Tally up the lines where the string "JSON" appears; reply with the number only.

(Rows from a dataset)
[start]
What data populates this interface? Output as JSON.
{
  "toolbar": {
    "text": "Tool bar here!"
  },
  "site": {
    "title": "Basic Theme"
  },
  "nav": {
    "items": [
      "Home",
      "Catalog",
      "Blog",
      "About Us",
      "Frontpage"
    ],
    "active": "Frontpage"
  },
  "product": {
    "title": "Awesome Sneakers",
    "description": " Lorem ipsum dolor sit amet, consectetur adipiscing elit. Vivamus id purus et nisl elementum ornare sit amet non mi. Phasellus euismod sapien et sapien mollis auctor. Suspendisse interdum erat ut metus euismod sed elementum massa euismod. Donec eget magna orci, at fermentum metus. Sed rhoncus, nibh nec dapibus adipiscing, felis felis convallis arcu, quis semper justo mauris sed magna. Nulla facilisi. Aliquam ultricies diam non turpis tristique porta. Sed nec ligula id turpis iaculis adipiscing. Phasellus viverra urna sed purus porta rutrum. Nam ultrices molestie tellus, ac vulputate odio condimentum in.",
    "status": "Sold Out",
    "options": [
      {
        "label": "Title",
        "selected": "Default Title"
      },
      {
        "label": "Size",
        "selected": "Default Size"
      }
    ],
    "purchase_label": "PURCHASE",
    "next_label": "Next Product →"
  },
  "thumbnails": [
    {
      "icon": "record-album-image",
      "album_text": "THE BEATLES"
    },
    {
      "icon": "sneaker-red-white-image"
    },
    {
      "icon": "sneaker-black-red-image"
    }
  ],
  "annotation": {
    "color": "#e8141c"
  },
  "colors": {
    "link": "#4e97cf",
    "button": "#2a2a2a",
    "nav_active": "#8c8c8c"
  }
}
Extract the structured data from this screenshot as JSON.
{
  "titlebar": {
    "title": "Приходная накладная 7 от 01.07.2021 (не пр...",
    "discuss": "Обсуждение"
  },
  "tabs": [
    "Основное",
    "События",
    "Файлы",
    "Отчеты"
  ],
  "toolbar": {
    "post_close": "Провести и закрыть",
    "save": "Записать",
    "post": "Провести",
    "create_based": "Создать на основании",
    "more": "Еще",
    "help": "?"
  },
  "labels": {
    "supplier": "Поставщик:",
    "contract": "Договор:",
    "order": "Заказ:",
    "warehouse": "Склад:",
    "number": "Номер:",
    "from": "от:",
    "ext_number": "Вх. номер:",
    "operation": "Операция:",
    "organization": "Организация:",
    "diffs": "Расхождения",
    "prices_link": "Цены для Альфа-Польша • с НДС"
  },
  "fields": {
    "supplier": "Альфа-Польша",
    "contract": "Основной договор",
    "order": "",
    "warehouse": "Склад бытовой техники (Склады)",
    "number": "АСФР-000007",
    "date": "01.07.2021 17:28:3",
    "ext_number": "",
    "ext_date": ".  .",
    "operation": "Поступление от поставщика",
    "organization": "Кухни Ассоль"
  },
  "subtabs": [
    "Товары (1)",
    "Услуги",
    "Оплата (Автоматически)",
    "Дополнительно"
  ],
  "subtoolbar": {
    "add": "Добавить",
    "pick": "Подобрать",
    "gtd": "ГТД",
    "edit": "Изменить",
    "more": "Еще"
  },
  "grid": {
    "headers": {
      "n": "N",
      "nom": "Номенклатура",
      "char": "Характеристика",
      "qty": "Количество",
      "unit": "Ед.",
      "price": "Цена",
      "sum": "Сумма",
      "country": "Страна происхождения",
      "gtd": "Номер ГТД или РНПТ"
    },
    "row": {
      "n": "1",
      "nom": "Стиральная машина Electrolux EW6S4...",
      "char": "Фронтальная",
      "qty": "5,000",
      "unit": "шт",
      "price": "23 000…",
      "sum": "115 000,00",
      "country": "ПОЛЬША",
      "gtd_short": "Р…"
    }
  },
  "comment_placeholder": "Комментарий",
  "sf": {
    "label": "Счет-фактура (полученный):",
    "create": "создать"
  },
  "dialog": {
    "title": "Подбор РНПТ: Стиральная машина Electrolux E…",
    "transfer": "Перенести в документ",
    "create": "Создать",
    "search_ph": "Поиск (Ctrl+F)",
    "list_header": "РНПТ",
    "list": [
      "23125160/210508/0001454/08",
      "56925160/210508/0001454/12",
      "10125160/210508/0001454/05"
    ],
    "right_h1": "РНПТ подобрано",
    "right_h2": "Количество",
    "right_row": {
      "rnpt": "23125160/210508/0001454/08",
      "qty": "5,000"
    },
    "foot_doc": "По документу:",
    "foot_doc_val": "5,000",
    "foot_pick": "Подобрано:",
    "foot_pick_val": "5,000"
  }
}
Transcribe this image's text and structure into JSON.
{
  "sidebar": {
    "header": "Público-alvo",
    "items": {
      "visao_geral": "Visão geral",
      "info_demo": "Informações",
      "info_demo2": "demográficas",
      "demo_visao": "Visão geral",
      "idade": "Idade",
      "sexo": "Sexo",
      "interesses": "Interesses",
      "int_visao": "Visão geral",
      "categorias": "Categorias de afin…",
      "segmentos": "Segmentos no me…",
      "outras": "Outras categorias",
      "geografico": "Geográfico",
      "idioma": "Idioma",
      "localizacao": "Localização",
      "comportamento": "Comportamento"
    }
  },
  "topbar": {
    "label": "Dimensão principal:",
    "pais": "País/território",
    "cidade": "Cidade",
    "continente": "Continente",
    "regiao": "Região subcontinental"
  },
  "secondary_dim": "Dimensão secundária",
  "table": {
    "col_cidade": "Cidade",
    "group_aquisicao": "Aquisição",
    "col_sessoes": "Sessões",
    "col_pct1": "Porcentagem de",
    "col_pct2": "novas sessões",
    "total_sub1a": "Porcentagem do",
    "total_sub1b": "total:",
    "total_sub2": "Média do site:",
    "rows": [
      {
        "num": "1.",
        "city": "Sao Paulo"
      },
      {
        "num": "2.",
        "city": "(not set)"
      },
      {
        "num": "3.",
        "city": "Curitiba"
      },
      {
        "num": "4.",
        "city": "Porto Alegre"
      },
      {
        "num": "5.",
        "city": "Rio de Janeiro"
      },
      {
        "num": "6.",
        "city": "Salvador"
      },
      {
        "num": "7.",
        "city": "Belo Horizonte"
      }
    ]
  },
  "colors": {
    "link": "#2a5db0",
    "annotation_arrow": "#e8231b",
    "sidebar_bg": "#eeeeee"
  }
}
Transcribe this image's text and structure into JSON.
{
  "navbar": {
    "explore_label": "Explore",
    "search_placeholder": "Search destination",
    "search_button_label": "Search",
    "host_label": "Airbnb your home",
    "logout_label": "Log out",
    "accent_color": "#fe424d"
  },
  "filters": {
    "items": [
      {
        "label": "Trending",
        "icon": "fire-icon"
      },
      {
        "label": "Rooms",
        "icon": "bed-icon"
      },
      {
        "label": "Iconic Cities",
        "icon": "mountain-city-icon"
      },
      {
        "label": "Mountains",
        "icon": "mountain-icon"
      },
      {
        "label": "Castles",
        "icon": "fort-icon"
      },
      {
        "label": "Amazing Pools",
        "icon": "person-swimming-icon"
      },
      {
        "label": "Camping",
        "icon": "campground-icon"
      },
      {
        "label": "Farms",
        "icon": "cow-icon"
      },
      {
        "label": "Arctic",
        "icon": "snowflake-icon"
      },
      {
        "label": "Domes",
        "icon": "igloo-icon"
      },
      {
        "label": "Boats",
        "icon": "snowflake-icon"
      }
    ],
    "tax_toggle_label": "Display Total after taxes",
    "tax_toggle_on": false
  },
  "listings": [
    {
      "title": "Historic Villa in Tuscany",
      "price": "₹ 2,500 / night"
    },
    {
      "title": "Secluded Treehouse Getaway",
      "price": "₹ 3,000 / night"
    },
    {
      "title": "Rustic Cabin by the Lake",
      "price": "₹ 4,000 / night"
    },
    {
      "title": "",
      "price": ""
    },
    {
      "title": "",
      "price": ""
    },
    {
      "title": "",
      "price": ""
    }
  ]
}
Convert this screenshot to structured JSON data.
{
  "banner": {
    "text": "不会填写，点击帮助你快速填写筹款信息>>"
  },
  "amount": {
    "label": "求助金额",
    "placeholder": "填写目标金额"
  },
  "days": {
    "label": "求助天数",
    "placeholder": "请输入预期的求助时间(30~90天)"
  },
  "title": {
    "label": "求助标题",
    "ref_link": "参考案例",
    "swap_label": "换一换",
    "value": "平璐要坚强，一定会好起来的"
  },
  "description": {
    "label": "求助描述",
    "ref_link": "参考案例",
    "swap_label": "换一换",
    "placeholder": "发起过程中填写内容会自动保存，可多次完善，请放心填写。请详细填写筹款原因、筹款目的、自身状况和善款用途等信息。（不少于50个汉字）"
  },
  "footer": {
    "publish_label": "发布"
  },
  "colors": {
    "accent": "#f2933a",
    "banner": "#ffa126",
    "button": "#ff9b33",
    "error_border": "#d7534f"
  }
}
[end]
The response:
5